START MATERIAL FOR THIS TASK

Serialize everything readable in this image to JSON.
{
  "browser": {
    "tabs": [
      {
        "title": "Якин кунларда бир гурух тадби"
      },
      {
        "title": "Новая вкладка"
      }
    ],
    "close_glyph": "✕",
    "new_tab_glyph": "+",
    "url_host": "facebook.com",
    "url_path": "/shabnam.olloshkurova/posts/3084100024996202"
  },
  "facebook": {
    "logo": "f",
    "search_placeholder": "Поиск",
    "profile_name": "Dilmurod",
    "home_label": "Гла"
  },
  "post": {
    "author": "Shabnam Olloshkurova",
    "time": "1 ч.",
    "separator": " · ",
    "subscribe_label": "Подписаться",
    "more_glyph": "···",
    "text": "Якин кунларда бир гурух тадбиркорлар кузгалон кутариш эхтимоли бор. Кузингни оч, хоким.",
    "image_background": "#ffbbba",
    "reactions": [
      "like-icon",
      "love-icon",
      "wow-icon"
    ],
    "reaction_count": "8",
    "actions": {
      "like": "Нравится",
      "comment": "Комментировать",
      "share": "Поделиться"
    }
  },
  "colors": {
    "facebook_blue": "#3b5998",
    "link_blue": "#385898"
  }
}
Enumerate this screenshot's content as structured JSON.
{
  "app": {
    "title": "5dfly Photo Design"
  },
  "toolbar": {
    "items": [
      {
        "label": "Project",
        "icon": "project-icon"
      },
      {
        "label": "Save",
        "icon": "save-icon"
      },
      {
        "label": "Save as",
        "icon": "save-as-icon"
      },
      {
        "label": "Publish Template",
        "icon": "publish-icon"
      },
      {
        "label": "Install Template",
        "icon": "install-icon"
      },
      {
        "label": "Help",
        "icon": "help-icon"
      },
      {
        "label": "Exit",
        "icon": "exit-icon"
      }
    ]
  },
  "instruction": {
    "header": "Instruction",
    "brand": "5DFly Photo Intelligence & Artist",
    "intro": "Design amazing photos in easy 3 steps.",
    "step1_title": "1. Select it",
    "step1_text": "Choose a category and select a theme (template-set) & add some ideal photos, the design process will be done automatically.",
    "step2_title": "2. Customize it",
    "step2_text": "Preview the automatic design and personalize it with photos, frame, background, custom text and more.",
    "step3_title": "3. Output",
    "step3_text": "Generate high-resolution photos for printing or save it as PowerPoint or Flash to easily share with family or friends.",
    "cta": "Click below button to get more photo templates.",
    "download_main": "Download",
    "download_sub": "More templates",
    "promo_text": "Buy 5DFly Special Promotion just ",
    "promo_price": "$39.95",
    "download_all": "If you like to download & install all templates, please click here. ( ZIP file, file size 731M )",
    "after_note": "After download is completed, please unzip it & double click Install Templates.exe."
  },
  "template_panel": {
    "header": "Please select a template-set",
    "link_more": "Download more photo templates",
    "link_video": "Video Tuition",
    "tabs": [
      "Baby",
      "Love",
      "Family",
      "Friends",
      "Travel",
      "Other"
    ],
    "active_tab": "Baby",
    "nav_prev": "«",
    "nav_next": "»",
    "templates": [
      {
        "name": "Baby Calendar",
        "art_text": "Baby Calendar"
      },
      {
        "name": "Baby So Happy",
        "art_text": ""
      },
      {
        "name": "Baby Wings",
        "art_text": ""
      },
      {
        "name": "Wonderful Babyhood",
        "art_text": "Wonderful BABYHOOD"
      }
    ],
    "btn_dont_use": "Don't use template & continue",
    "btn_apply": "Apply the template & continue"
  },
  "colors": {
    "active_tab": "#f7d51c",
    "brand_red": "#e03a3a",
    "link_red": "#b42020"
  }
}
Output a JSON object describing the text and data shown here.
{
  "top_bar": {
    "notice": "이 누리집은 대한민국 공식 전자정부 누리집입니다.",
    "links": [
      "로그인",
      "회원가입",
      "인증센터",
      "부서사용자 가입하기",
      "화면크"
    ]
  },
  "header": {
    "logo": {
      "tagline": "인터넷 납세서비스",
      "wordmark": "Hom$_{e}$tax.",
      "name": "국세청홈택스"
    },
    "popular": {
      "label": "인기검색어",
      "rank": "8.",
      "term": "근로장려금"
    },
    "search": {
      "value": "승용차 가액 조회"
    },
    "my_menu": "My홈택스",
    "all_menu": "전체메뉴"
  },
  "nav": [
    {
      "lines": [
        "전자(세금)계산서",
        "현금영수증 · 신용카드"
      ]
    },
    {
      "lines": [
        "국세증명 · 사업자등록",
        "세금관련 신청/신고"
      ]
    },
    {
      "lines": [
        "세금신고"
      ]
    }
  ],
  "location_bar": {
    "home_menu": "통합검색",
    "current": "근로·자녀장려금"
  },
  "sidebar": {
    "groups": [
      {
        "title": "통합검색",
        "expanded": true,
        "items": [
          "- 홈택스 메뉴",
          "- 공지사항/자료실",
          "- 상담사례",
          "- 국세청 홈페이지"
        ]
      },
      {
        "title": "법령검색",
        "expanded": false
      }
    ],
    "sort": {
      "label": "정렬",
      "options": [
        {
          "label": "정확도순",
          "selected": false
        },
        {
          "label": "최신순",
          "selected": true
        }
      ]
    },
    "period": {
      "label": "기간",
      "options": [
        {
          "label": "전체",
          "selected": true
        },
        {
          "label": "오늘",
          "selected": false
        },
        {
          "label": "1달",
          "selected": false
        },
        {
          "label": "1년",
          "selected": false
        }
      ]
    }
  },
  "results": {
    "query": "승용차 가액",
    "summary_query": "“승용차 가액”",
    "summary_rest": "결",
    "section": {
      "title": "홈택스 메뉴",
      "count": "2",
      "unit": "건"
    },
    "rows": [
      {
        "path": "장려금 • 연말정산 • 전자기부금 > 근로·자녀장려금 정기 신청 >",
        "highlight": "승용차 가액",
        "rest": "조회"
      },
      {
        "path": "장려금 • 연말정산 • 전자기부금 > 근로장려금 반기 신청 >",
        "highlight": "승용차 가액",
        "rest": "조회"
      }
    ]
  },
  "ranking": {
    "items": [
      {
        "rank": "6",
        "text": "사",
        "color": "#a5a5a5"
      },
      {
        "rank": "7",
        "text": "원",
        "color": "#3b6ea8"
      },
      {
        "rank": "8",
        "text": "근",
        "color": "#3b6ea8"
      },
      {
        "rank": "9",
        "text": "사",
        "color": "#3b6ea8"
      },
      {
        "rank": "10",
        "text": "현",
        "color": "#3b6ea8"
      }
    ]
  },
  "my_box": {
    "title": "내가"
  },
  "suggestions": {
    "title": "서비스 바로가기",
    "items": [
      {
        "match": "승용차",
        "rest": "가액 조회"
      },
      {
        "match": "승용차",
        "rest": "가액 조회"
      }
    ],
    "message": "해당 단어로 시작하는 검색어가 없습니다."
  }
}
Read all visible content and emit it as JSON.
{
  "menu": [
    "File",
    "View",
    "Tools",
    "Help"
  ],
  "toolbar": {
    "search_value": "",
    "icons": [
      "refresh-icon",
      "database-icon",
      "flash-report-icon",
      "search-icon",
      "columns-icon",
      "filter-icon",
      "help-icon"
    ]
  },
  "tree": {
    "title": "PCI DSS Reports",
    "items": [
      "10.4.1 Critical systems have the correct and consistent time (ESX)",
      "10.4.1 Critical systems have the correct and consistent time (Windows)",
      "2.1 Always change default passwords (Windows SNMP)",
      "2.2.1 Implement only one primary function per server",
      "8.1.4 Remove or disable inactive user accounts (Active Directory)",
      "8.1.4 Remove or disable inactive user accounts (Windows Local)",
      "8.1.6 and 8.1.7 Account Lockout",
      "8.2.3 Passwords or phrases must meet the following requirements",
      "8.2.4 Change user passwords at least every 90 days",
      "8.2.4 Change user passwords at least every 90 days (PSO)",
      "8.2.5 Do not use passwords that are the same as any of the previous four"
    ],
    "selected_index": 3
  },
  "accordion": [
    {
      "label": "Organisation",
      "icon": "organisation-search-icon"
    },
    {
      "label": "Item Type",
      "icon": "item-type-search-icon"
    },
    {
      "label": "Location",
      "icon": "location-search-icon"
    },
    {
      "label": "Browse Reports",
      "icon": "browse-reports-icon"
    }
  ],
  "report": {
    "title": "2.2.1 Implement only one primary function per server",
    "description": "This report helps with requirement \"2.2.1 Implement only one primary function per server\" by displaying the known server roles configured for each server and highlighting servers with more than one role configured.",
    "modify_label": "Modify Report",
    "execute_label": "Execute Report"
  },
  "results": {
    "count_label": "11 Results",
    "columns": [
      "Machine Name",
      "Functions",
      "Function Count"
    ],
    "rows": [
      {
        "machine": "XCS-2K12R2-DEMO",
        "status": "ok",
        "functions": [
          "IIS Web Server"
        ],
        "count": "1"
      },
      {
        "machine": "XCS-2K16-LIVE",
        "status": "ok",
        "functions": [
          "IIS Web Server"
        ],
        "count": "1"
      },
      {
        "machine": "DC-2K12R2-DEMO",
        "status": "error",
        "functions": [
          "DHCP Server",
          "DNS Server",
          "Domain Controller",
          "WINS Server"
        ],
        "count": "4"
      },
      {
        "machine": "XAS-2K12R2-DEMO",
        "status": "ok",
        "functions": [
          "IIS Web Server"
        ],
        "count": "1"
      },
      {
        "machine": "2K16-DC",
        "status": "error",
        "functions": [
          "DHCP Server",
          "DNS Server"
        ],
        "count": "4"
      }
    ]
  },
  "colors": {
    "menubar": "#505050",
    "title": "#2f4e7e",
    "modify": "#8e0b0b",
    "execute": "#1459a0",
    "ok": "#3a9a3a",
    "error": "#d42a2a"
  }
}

END MATERIAL FOR THIS TASK

_DIRECTIONS FOR THIS TASK:_
Copy each line that contains the word "Implement".

_COMPLETED EXERCISE:_
      "2.2.1 Implement only one primary function per server",
    "title": "2.2.1 Implement only one primary function per server",
    "description": "This report helps with requirement \"2.2.1 Implement only one primary function per server\" by displaying the known server roles configured for each server and highlighting servers with more than one role configured.",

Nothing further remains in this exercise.